Entries with figure data
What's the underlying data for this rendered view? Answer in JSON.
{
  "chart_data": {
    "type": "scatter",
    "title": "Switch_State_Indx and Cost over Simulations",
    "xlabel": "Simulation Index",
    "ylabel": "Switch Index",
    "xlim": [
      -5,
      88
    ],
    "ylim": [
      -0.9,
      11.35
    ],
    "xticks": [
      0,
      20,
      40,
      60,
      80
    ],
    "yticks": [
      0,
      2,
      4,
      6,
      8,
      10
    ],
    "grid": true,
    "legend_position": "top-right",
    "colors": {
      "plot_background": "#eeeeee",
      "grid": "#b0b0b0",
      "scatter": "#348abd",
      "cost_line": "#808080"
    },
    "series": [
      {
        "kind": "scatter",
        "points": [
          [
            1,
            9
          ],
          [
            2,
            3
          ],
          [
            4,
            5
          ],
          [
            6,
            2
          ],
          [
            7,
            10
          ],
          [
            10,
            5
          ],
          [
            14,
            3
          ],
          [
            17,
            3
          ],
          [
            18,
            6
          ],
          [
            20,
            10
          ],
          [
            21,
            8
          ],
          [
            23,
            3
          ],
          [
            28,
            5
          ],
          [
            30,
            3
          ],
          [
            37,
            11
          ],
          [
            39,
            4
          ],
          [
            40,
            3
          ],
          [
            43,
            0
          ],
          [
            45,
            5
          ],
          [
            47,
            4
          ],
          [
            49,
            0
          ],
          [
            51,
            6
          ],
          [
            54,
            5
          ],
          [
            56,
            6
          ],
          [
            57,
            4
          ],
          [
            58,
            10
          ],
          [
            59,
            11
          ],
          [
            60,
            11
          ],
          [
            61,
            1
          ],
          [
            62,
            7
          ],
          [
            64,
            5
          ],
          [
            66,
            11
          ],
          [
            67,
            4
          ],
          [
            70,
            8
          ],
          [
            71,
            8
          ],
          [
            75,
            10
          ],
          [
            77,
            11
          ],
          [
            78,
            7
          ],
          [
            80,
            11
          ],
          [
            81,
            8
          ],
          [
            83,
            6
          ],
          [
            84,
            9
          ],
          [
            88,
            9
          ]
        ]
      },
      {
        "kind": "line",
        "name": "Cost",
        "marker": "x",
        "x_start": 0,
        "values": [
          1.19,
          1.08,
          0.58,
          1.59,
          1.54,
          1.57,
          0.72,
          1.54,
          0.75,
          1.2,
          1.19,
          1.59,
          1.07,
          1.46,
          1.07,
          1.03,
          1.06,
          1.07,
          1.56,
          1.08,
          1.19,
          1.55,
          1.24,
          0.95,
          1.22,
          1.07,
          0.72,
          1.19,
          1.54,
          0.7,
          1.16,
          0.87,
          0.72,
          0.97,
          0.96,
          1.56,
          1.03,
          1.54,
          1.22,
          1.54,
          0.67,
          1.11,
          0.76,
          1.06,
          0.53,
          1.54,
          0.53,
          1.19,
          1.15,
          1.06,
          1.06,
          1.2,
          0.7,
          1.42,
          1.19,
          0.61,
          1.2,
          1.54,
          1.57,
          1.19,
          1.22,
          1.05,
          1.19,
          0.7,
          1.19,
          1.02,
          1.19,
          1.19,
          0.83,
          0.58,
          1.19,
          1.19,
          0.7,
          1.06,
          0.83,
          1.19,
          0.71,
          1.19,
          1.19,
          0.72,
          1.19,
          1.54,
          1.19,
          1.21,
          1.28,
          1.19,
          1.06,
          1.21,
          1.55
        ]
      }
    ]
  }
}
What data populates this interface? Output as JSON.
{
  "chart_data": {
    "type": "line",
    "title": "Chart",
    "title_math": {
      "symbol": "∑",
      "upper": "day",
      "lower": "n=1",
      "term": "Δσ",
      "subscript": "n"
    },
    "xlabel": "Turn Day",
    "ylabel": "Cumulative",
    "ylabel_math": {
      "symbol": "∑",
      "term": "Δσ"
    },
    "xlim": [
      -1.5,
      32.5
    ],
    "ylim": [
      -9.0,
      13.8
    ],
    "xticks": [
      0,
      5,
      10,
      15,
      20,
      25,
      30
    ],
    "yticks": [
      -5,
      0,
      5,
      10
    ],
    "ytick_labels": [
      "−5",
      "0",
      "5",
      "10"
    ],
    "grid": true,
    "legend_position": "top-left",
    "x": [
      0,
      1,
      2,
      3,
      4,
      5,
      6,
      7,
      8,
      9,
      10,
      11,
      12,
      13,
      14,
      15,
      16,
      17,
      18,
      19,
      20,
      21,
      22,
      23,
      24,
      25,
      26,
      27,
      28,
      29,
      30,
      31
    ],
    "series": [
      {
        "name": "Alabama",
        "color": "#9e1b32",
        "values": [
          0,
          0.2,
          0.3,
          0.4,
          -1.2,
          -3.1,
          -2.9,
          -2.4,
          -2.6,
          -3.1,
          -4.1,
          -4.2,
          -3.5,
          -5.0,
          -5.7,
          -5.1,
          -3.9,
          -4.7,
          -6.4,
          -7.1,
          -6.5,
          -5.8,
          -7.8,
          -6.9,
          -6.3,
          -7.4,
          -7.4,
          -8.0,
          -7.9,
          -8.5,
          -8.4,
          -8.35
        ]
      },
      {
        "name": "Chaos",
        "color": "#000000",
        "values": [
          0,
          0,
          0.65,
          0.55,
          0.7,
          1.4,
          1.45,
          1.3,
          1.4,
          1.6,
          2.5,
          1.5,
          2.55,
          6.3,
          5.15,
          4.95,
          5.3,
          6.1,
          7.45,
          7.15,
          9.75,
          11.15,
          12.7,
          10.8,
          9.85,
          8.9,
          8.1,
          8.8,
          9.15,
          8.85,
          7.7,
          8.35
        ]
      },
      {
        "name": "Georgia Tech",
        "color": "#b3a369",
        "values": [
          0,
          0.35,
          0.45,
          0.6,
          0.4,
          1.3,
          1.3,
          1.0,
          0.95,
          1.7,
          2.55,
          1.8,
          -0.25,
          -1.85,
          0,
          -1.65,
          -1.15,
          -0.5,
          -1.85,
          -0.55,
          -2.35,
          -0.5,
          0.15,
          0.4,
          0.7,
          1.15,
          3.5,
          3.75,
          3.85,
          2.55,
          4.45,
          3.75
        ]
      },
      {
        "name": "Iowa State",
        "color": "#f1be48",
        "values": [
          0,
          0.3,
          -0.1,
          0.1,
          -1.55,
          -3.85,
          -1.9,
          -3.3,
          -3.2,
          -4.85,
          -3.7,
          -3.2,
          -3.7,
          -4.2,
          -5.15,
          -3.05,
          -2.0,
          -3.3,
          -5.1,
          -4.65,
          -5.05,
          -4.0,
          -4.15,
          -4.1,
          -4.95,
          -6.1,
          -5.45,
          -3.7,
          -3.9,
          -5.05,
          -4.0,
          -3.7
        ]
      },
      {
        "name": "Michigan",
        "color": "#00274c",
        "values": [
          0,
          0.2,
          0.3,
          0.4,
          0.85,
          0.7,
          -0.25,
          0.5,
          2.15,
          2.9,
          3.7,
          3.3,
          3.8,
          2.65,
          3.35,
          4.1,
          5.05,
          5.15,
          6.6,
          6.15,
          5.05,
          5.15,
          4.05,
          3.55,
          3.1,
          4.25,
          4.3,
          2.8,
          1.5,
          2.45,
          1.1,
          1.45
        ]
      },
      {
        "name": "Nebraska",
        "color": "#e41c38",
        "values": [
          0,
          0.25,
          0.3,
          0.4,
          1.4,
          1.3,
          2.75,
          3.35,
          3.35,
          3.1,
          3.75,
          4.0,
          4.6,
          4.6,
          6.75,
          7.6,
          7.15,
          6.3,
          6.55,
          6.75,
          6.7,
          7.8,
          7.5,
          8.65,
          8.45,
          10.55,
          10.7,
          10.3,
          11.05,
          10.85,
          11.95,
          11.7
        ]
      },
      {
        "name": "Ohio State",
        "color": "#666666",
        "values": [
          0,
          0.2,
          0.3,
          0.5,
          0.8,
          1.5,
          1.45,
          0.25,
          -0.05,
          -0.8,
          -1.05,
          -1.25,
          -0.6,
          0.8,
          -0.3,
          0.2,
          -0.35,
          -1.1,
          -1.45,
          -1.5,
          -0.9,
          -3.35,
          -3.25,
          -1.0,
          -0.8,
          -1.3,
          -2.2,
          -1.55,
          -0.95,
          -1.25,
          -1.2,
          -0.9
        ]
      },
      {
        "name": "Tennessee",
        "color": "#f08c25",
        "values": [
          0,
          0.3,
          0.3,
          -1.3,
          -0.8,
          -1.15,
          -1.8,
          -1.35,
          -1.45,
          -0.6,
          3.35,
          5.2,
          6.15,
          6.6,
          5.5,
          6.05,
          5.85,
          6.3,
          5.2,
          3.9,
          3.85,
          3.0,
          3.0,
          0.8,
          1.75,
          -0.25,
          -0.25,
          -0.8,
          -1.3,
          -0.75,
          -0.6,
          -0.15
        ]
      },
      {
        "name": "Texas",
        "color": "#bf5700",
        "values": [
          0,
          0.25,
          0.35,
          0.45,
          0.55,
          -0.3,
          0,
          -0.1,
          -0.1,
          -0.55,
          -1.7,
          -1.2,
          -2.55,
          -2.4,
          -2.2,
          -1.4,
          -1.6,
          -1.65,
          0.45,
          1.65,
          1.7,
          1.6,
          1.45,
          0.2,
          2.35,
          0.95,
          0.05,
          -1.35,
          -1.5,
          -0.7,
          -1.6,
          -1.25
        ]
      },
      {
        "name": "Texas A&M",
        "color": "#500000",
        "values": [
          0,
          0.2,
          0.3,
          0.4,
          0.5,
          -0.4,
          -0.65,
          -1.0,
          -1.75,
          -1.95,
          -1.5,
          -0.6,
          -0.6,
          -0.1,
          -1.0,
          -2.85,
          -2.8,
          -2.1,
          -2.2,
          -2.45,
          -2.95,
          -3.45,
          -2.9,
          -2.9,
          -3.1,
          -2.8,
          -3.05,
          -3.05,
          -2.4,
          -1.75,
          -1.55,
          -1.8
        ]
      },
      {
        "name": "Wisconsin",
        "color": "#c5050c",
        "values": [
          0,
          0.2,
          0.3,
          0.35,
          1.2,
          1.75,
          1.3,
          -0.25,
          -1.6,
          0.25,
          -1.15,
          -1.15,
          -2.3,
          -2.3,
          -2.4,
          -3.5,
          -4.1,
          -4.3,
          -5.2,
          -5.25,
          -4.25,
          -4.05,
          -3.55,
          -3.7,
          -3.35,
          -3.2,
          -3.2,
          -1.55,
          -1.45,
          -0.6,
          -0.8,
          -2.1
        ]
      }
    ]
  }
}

Work required
Only lines with the word "JSON" should be collected from the material.

Task solution
What's the underlying data for this rendered view? Answer in JSON.
What data populates this interface? Output as JSON.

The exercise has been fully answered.